What needs to be done:
Make an exact copy of the listing below.

***** Input records

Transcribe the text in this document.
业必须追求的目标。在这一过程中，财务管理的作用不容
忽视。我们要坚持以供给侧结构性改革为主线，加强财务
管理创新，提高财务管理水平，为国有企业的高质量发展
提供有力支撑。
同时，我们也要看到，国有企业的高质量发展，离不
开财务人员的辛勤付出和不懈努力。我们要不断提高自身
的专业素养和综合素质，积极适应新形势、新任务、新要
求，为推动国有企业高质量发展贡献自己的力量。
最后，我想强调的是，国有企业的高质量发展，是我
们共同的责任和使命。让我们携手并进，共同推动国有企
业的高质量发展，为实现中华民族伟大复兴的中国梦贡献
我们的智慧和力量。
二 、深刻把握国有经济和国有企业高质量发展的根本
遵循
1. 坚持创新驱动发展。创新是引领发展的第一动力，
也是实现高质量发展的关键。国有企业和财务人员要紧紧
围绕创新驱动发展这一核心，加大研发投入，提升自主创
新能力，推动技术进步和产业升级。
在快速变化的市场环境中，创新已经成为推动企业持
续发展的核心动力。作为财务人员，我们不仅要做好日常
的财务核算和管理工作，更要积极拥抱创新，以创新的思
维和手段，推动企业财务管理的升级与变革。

**********

Answer to this task:
Transcribe the text in this document.
业必须追求的目标。在这一过程中，财务管理的作用不容
忽视。我们要坚持以供给侧结构性改革为主线，加强财务
管理创新，提高财务管理水平，为国有企业的高质量发展
提供有力支撑。
同时，我们也要看到，国有企业的高质量发展，离不
开财务人员的辛勤付出和不懈努力。我们要不断提高自身
的专业素养和综合素质，积极适应新形势、新任务、新要
求，为推动国有企业高质量发展贡献自己的力量。
最后，我想强调的是，国有企业的高质量发展，是我
们共同的责任和使命。让我们携手并进，共同推动国有企
业的高质量发展，为实现中华民族伟大复兴的中国梦贡献
我们的智慧和力量。
二 、深刻把握国有经济和国有企业高质量发展的根本
遵循
1. 坚持创新驱动发展。创新是引领发展的第一动力，
也是实现高质量发展的关键。国有企业和财务人员要紧紧
围绕创新驱动发展这一核心，加大研发投入，提升自主创
新能力，推动技术进步和产业升级。
在快速变化的市场环境中，创新已经成为推动企业持
续发展的核心动力。作为财务人员，我们不仅要做好日常
的财务核算和管理工作，更要积极拥抱创新，以创新的思
维和手段，推动企业财务管理的升级与变革。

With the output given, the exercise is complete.